(Collected data entries)

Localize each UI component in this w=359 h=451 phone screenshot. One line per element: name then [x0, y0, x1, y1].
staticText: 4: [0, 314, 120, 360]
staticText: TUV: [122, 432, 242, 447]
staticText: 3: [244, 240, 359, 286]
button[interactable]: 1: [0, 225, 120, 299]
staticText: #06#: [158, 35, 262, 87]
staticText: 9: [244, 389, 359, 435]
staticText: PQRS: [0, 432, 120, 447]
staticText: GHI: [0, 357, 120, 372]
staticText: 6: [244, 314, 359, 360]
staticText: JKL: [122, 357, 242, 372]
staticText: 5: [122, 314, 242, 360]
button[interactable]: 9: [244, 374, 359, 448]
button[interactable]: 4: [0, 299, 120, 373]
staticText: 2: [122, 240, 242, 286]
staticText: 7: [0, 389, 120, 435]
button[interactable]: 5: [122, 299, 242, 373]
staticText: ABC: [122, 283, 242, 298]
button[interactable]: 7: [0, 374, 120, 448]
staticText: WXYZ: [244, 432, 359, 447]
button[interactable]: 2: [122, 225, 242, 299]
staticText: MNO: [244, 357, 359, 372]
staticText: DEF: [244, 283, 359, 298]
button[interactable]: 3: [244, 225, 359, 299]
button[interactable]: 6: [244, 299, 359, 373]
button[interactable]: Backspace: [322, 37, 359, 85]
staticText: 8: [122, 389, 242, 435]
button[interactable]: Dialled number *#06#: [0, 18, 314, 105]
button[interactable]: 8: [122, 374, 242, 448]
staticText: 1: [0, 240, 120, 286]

What you need to do — Copy every one of the entries above word for word, keeping each line unchanged and in the same order.

Output below —
Localize each UI component in this w=359 h=451 phone screenshot. One line per element: name then [x0, y0, x1, y1].
staticText: 4: [0, 314, 120, 360]
staticText: TUV: [122, 432, 242, 447]
staticText: 3: [244, 240, 359, 286]
button[interactable]: 1: [0, 225, 120, 299]
staticText: #06#: [158, 35, 262, 87]
staticText: 9: [244, 389, 359, 435]
staticText: PQRS: [0, 432, 120, 447]
staticText: GHI: [0, 357, 120, 372]
staticText: 6: [244, 314, 359, 360]
staticText: JKL: [122, 357, 242, 372]
staticText: 5: [122, 314, 242, 360]
button[interactable]: 9: [244, 374, 359, 448]
button[interactable]: 4: [0, 299, 120, 373]
staticText: 2: [122, 240, 242, 286]
staticText: 7: [0, 389, 120, 435]
button[interactable]: 5: [122, 299, 242, 373]
staticText: ABC: [122, 283, 242, 298]
button[interactable]: 7: [0, 374, 120, 448]
staticText: WXYZ: [244, 432, 359, 447]
button[interactable]: 2: [122, 225, 242, 299]
staticText: MNO: [244, 357, 359, 372]
staticText: DEF: [244, 283, 359, 298]
button[interactable]: 3: [244, 225, 359, 299]
button[interactable]: 6: [244, 299, 359, 373]
button[interactable]: Backspace: [322, 37, 359, 85]
staticText: 8: [122, 389, 242, 435]
button[interactable]: Dialled number *#06#: [0, 18, 314, 105]
button[interactable]: 8: [122, 374, 242, 448]
staticText: 1: [0, 240, 120, 286]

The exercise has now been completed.